Task requirements
Identify each line below that contains the word "הפועל", and copy it out.

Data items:

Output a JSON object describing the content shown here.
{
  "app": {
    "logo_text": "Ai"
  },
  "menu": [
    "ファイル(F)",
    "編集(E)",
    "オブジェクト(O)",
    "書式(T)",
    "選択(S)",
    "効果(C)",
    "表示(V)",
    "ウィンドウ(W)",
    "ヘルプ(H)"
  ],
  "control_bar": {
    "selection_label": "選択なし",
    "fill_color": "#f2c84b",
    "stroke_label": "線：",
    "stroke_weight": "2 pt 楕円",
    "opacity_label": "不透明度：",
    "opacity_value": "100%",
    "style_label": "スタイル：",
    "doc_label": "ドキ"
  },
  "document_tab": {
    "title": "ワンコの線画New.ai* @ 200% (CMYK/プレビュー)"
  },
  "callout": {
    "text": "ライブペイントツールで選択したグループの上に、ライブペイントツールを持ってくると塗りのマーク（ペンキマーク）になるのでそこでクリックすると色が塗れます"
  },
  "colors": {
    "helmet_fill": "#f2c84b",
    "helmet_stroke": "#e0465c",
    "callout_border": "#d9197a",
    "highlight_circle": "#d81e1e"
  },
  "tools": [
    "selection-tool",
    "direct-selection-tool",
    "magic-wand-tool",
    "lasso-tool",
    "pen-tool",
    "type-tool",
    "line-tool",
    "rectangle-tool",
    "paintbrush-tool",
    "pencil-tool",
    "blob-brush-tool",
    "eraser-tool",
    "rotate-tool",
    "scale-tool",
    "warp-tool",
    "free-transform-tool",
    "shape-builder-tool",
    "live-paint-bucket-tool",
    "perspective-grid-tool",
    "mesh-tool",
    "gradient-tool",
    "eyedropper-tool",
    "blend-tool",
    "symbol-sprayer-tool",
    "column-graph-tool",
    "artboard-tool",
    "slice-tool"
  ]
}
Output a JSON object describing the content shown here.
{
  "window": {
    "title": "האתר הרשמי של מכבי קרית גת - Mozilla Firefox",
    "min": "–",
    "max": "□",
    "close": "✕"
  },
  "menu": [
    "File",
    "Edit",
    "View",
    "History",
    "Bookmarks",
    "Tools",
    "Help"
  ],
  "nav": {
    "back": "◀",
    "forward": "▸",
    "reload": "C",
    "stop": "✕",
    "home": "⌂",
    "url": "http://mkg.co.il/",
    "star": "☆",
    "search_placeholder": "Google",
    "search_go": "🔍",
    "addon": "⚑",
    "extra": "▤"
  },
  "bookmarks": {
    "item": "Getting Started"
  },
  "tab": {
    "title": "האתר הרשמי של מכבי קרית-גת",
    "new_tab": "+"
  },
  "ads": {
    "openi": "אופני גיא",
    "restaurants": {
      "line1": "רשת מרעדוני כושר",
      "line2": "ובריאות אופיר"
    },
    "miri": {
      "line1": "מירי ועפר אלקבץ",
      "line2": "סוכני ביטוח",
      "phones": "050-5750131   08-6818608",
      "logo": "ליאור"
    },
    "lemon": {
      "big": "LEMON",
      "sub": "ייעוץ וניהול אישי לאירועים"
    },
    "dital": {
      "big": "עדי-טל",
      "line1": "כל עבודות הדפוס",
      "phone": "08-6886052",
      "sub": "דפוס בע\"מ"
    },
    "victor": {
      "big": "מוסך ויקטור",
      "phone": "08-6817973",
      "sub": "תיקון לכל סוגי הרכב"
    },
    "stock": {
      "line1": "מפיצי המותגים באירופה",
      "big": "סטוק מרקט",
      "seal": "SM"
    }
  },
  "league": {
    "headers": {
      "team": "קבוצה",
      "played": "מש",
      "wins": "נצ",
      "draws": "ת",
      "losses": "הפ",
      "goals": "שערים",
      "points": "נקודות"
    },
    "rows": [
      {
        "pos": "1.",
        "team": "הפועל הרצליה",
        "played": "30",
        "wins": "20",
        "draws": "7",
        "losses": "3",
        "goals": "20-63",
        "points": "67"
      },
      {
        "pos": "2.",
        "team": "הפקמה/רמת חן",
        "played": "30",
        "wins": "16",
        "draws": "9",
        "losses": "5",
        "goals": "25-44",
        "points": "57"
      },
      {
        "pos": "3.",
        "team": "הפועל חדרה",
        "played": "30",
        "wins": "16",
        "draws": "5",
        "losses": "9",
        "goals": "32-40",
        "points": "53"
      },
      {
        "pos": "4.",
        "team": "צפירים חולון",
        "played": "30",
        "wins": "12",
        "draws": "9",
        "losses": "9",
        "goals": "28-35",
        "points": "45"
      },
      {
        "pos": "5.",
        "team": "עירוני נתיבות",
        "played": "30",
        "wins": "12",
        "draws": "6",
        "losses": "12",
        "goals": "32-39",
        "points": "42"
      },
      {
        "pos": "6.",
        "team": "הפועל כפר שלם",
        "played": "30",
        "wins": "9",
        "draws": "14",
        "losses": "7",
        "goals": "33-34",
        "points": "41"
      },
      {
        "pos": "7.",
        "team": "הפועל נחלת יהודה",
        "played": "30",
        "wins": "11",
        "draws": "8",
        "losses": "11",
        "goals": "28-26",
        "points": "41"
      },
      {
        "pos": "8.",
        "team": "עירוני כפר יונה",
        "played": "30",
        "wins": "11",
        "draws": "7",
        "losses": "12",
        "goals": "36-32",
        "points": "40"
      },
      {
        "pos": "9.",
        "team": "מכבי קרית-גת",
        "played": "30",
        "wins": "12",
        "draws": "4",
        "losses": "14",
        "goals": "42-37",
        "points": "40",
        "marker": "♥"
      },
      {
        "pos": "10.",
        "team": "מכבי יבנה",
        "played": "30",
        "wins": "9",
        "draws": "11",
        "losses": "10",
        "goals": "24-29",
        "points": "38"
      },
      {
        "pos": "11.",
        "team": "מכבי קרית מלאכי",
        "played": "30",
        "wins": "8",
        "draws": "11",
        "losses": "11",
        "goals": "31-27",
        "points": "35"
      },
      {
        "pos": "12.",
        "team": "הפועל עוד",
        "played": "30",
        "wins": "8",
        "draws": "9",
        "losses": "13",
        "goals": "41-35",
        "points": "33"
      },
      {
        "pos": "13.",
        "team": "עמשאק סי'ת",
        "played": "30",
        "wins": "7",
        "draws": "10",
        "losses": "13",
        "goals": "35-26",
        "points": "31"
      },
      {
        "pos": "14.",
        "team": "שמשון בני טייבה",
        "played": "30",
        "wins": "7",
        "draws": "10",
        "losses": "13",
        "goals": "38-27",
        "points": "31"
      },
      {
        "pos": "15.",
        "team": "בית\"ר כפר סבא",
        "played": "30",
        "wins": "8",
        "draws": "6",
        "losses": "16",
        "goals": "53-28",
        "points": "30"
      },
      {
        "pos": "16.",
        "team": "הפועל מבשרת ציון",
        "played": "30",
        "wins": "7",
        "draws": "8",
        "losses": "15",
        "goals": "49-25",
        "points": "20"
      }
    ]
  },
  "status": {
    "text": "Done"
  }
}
---
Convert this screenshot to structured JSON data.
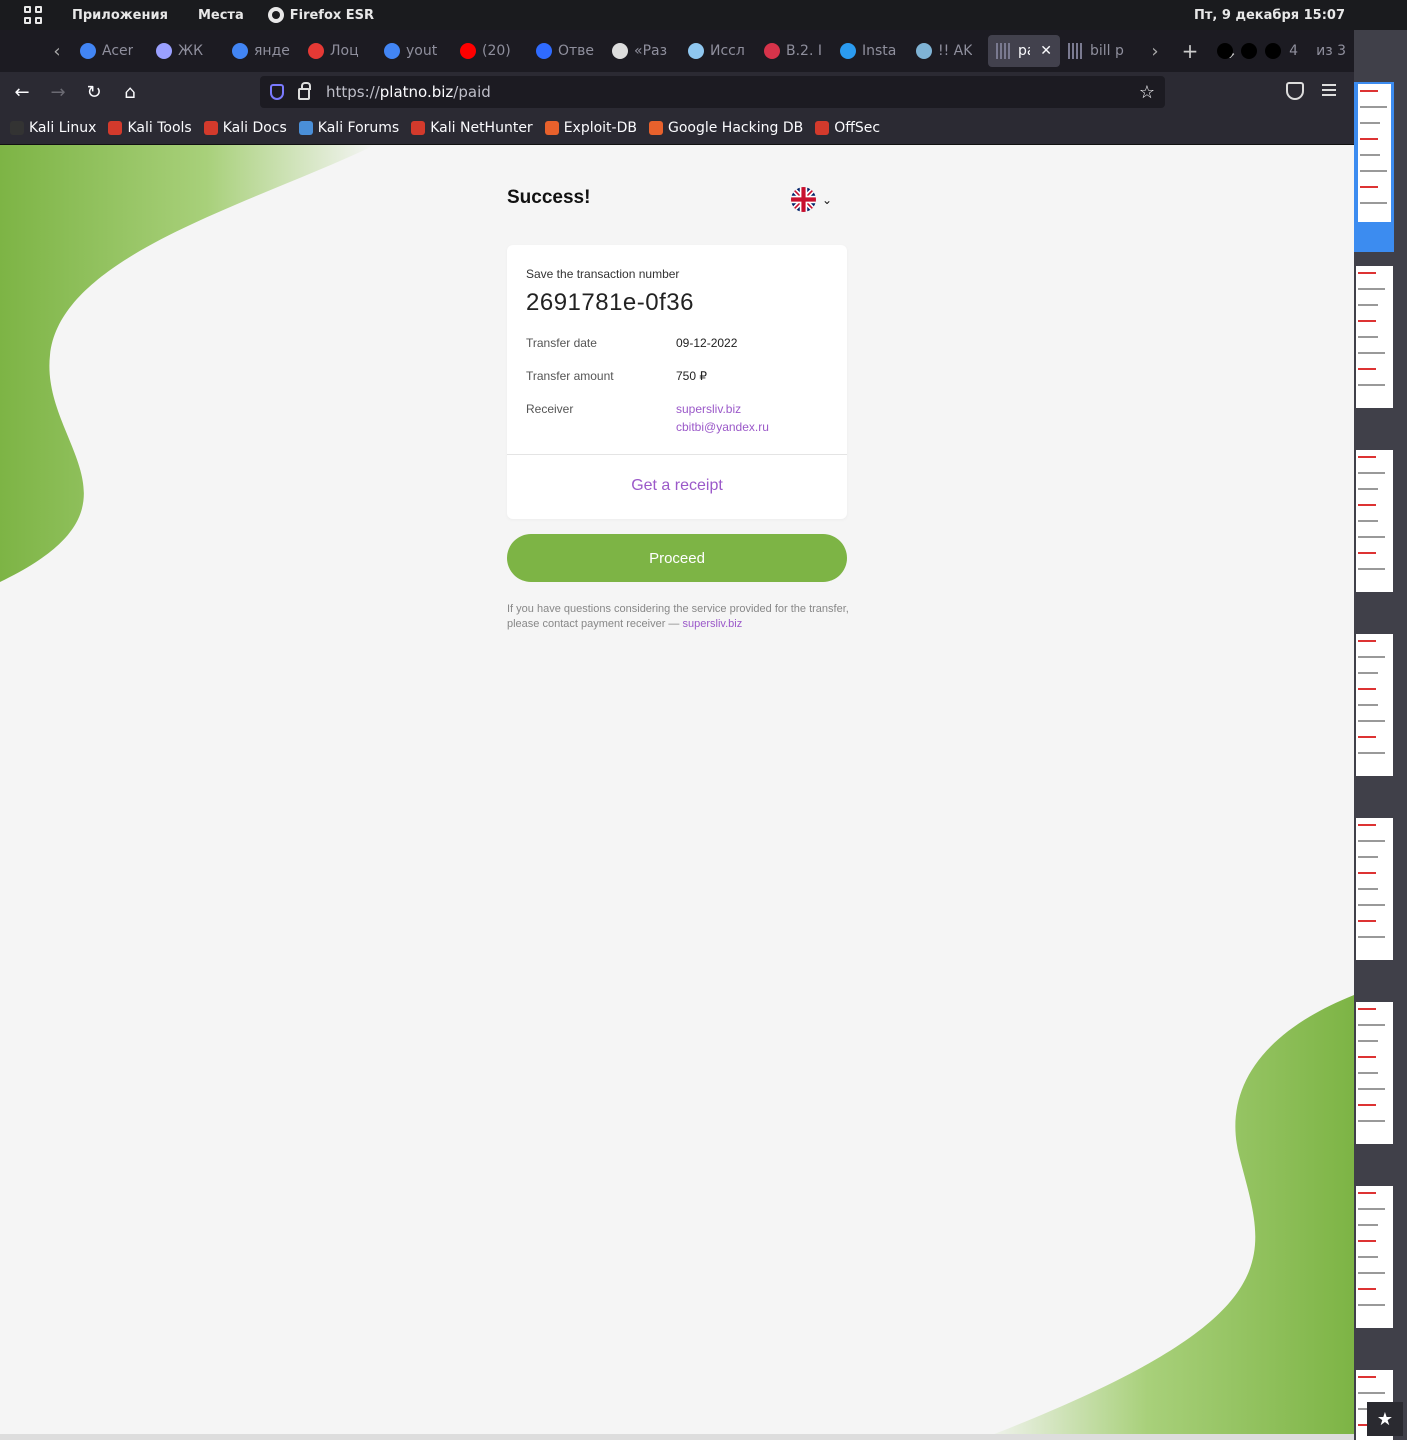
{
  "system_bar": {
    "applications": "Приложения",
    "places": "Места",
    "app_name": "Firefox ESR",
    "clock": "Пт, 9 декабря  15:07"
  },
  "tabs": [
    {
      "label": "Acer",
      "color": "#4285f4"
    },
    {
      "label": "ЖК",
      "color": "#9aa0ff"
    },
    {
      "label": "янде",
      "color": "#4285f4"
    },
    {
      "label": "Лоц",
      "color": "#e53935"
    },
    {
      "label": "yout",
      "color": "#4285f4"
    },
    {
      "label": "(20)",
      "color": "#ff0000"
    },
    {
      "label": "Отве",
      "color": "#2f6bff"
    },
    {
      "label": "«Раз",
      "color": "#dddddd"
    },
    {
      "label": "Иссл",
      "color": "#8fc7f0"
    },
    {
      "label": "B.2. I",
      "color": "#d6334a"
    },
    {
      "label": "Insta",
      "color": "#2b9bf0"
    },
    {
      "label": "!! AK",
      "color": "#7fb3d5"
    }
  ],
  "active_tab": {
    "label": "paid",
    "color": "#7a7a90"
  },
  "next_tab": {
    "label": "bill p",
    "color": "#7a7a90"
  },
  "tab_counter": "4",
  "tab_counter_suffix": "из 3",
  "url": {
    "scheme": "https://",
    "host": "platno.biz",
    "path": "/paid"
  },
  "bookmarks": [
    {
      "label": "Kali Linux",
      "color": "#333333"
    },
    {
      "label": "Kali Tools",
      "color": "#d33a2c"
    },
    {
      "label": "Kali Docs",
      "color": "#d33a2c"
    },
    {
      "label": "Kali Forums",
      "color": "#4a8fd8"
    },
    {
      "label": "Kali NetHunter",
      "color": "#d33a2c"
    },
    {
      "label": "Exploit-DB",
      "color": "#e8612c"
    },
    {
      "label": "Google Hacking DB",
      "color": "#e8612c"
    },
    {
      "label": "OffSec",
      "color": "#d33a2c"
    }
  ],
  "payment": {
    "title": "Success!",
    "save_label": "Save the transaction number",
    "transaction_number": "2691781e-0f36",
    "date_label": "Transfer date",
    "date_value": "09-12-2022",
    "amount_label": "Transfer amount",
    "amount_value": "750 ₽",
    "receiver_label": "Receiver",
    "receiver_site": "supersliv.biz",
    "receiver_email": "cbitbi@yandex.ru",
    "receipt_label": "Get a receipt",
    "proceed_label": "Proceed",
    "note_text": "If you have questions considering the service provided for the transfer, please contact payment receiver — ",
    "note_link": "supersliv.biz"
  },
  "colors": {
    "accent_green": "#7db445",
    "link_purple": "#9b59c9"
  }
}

Result for this task
        "team": "הפועל הרצליה",
        "team": "הפועל חדרה",
        "team": "הפועל כפר שלם",
        "team": "הפועל נחלת יהודה",
        "team": "הפועל עוד",
        "team": "הפועל מבשרת ציון",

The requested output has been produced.